Answer these from the passage on gold demand below:
(a) How many tonnes were purchased in Q1-26?
(b) In the recent past, what have Indians used gold as collateral to finance?
(c) Why do investors feel returns from bars are higher than from jewels?

▸ **GIVEN PASSAGE**
* * *
In Q1-26, the purchase of almost 475 tonnes was the “second-highest quarter on record,” even as “Asian investors led the charge, hoovering up gold investment products.” On a year-on-year basis, the rise was more than 40 per cent, and almost 11 per cent on a quarter-on-quarter basis. Bars constitute almost 85 per cent of the buying in this segment, which includes coins, imitation coins, and medallions. Since Q2-25, the sale of bars zoomed by 60 per cent, largely driven by the price attraction.
In the future, according to the Council, “Asian demand will likely remain a key source of strength in investment, as concerns over global geopolitics fuels demand for effective risk hedges.” High prices, a lack of alternatives, and inflation may attract savers and speculators. Unlike the investors in the West, the East-based buyers look at gold as something to be saved and preserved.
The latter’s holdings, which includes India and China, are over the longer term although, in the recent past, Indians have used gold as collateral to take loans to finance emergency, healthcare, and even consumption needs.
One is surprised that although the focus is on bars, gold jewels lost their sheen. This may indicate the smartness as investors feel that the returns from bars are higher because there are no cuts or discounts due to the making charges, as is the case with jewels, during sales.
* * *
▸ **AVAILABLE DATA**
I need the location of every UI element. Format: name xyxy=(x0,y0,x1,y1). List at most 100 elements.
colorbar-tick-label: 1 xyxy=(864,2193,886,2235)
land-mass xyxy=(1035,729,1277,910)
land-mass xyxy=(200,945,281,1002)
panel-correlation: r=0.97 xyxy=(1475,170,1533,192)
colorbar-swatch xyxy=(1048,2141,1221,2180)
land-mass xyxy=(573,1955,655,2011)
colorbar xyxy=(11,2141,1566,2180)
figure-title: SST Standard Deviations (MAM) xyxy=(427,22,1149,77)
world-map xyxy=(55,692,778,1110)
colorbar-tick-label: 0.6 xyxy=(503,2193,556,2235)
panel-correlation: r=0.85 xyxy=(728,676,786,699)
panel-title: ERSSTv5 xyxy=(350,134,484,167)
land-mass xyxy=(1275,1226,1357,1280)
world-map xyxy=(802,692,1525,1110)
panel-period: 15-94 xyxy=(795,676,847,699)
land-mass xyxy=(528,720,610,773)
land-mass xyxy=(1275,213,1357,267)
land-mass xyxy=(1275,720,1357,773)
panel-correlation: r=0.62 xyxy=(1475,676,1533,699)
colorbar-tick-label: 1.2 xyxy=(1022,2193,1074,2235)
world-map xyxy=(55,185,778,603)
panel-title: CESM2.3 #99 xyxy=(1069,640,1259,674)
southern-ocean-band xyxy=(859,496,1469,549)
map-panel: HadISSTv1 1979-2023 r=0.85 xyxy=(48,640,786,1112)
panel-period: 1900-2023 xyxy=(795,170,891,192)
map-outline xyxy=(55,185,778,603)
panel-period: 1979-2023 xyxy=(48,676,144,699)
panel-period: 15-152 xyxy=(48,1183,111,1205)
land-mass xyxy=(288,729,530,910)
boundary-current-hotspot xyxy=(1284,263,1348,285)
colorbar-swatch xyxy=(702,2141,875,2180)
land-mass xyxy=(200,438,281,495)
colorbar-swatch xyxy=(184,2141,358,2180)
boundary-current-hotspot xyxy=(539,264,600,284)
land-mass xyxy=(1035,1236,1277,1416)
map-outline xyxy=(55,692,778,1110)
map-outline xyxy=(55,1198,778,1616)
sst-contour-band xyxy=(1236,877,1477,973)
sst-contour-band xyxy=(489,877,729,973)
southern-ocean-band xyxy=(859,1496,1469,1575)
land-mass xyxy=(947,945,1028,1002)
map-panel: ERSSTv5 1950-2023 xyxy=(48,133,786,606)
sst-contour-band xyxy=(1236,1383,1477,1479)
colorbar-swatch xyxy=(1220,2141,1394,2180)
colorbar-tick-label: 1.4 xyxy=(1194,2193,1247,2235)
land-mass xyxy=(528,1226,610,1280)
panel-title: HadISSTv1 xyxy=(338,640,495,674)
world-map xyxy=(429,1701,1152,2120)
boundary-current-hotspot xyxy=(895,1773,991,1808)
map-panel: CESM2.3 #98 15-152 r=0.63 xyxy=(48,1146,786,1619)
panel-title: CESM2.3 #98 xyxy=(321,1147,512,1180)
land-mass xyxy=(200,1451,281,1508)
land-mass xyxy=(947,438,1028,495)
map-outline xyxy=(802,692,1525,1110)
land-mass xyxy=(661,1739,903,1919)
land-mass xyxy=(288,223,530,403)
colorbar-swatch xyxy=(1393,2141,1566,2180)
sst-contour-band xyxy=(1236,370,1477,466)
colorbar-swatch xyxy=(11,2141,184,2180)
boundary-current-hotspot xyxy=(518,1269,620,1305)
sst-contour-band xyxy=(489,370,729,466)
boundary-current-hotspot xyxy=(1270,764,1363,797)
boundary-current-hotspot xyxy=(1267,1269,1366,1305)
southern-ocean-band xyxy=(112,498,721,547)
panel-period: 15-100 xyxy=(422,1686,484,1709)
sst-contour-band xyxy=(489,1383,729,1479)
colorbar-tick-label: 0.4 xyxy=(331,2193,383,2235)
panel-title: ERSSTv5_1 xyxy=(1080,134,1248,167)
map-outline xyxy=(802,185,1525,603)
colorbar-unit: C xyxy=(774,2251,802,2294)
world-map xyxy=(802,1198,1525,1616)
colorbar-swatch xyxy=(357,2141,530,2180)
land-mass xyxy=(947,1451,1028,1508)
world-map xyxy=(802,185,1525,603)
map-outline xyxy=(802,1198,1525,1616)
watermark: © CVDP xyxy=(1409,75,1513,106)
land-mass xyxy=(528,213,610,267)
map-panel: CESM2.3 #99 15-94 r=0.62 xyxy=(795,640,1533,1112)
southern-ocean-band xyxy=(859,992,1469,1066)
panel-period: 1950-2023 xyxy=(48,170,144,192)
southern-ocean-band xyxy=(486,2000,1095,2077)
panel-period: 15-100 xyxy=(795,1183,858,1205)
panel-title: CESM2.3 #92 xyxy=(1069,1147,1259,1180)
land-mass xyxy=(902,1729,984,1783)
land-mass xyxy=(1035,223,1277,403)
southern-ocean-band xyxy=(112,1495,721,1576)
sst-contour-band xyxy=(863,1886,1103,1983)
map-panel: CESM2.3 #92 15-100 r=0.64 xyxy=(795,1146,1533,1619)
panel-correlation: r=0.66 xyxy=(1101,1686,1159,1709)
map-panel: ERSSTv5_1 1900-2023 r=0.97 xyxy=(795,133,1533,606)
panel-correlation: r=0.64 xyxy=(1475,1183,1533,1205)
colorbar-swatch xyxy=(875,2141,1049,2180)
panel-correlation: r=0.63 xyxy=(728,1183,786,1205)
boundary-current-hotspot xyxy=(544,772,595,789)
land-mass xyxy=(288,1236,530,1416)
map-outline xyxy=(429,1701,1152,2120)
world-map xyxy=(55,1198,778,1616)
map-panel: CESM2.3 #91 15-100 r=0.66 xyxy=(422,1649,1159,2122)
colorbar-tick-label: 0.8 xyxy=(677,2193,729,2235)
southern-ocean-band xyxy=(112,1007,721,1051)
* * *
▸ **EXERCISE RESULT**
(a) Almost 475 tonnes.
(b) Emergency, healthcare, and even consumption needs.
(c) Bars carry no cuts or discounts for making charges when sold, as jewels do.